Data entries for graphics
=====
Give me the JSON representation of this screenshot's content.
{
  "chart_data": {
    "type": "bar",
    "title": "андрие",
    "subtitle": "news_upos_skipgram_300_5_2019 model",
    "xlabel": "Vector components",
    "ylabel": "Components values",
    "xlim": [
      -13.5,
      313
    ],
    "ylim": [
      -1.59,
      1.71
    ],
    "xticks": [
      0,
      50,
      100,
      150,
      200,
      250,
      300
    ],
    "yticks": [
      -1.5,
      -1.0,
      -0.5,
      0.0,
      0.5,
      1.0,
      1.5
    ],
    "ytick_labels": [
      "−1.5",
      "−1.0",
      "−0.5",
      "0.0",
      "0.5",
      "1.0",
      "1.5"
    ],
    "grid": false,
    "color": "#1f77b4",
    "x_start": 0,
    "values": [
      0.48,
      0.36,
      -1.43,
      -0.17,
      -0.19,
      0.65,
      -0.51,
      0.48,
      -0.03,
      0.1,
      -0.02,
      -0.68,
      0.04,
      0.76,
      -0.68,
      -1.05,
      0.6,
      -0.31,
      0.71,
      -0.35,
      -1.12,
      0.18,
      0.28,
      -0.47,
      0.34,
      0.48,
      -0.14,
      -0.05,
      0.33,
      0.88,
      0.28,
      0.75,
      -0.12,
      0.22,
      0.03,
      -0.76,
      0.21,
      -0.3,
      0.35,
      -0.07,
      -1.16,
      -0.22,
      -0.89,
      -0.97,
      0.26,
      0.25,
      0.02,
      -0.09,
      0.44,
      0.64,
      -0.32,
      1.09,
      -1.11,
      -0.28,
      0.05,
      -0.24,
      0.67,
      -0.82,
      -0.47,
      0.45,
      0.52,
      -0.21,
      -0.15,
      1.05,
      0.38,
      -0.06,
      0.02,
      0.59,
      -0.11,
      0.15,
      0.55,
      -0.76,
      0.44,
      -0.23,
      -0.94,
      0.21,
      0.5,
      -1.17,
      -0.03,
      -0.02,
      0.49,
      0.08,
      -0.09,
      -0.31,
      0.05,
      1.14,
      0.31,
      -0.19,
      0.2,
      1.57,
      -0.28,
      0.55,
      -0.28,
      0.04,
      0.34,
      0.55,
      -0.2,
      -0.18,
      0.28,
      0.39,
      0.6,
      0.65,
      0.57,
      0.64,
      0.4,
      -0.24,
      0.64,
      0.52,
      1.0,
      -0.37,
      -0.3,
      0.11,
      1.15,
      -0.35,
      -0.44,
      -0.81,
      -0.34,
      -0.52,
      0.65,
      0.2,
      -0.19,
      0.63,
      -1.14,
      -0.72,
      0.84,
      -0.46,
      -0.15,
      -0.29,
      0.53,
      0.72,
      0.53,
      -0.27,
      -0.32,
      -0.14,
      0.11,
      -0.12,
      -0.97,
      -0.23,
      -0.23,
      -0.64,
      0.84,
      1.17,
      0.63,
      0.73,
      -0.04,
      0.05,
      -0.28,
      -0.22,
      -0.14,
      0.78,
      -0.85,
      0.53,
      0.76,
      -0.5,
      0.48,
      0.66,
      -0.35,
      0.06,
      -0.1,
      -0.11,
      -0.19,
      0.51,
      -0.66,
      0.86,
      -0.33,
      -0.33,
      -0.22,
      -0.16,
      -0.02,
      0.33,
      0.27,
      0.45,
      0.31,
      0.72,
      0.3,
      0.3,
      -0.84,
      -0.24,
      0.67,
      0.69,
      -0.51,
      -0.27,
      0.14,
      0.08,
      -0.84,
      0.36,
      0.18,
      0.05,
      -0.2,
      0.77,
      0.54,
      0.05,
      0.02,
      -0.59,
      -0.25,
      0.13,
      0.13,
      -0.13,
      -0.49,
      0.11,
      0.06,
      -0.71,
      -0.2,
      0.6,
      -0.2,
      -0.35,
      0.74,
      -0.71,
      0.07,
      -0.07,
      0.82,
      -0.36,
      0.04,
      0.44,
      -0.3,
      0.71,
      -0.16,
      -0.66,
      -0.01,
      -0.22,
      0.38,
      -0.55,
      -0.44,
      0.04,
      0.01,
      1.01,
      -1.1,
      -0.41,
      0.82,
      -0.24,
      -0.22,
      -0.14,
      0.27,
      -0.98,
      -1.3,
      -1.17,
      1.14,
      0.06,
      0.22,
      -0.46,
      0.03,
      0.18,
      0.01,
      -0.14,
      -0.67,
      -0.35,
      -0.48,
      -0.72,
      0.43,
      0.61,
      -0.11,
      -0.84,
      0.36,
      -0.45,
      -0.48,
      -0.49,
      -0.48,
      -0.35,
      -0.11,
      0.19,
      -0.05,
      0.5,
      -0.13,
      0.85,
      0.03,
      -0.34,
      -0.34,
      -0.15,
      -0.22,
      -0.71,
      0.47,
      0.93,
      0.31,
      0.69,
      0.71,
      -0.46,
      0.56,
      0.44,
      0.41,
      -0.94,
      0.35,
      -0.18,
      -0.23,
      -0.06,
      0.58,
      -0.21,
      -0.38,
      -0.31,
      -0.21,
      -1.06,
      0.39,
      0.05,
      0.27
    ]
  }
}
=====
Set all of the entries down again, exactly as they were given.

| EXPECTED OUTPUT |
Give me the JSON representation of this screenshot's content.
{
  "chart_data": {
    "type": "bar",
    "title": "андрие",
    "subtitle": "news_upos_skipgram_300_5_2019 model",
    "xlabel": "Vector components",
    "ylabel": "Components values",
    "xlim": [
      -13.5,
      313
    ],
    "ylim": [
      -1.59,
      1.71
    ],
    "xticks": [
      0,
      50,
      100,
      150,
      200,
      250,
      300
    ],
    "yticks": [
      -1.5,
      -1.0,
      -0.5,
      0.0,
      0.5,
      1.0,
      1.5
    ],
    "ytick_labels": [
      "−1.5",
      "−1.0",
      "−0.5",
      "0.0",
      "0.5",
      "1.0",
      "1.5"
    ],
    "grid": false,
    "color": "#1f77b4",
    "x_start": 0,
    "values": [
      0.48,
      0.36,
      -1.43,
      -0.17,
      -0.19,
      0.65,
      -0.51,
      0.48,
      -0.03,
      0.1,
      -0.02,
      -0.68,
      0.04,
      0.76,
      -0.68,
      -1.05,
      0.6,
      -0.31,
      0.71,
      -0.35,
      -1.12,
      0.18,
      0.28,
      -0.47,
      0.34,
      0.48,
      -0.14,
      -0.05,
      0.33,
      0.88,
      0.28,
      0.75,
      -0.12,
      0.22,
      0.03,
      -0.76,
      0.21,
      -0.3,
      0.35,
      -0.07,
      -1.16,
      -0.22,
      -0.89,
      -0.97,
      0.26,
      0.25,
      0.02,
      -0.09,
      0.44,
      0.64,
      -0.32,
      1.09,
      -1.11,
      -0.28,
      0.05,
      -0.24,
      0.67,
      -0.82,
      -0.47,
      0.45,
      0.52,
      -0.21,
      -0.15,
      1.05,
      0.38,
      -0.06,
      0.02,
      0.59,
      -0.11,
      0.15,
      0.55,
      -0.76,
      0.44,
      -0.23,
      -0.94,
      0.21,
      0.5,
      -1.17,
      -0.03,
      -0.02,
      0.49,
      0.08,
      -0.09,
      -0.31,
      0.05,
      1.14,
      0.31,
      -0.19,
      0.2,
      1.57,
      -0.28,
      0.55,
      -0.28,
      0.04,
      0.34,
      0.55,
      -0.2,
      -0.18,
      0.28,
      0.39,
      0.6,
      0.65,
      0.57,
      0.64,
      0.4,
      -0.24,
      0.64,
      0.52,
      1.0,
      -0.37,
      -0.3,
      0.11,
      1.15,
      -0.35,
      -0.44,
      -0.81,
      -0.34,
      -0.52,
      0.65,
      0.2,
      -0.19,
      0.63,
      -1.14,
      -0.72,
      0.84,
      -0.46,
      -0.15,
      -0.29,
      0.53,
      0.72,
      0.53,
      -0.27,
      -0.32,
      -0.14,
      0.11,
      -0.12,
      -0.97,
      -0.23,
      -0.23,
      -0.64,
      0.84,
      1.17,
      0.63,
      0.73,
      -0.04,
      0.05,
      -0.28,
      -0.22,
      -0.14,
      0.78,
      -0.85,
      0.53,
      0.76,
      -0.5,
      0.48,
      0.66,
      -0.35,
      0.06,
      -0.1,
      -0.11,
      -0.19,
      0.51,
      -0.66,
      0.86,
      -0.33,
      -0.33,
      -0.22,
      -0.16,
      -0.02,
      0.33,
      0.27,
      0.45,
      0.31,
      0.72,
      0.3,
      0.3,
      -0.84,
      -0.24,
      0.67,
      0.69,
      -0.51,
      -0.27,
      0.14,
      0.08,
      -0.84,
      0.36,
      0.18,
      0.05,
      -0.2,
      0.77,
      0.54,
      0.05,
      0.02,
      -0.59,
      -0.25,
      0.13,
      0.13,
      -0.13,
      -0.49,
      0.11,
      0.06,
      -0.71,
      -0.2,
      0.6,
      -0.2,
      -0.35,
      0.74,
      -0.71,
      0.07,
      -0.07,
      0.82,
      -0.36,
      0.04,
      0.44,
      -0.3,
      0.71,
      -0.16,
      -0.66,
      -0.01,
      -0.22,
      0.38,
      -0.55,
      -0.44,
      0.04,
      0.01,
      1.01,
      -1.1,
      -0.41,
      0.82,
      -0.24,
      -0.22,
      -0.14,
      0.27,
      -0.98,
      -1.3,
      -1.17,
      1.14,
      0.06,
      0.22,
      -0.46,
      0.03,
      0.18,
      0.01,
      -0.14,
      -0.67,
      -0.35,
      -0.48,
      -0.72,
      0.43,
      0.61,
      -0.11,
      -0.84,
      0.36,
      -0.45,
      -0.48,
      -0.49,
      -0.48,
      -0.35,
      -0.11,
      0.19,
      -0.05,
      0.5,
      -0.13,
      0.85,
      0.03,
      -0.34,
      -0.34,
      -0.15,
      -0.22,
      -0.71,
      0.47,
      0.93,
      0.31,
      0.69,
      0.71,
      -0.46,
      0.56,
      0.44,
      0.41,
      -0.94,
      0.35,
      -0.18,
      -0.23,
      -0.06,
      0.58,
      -0.21,
      -0.38,
      -0.31,
      -0.21,
      -1.06,
      0.39,
      0.05,
      0.27
    ]
  }
}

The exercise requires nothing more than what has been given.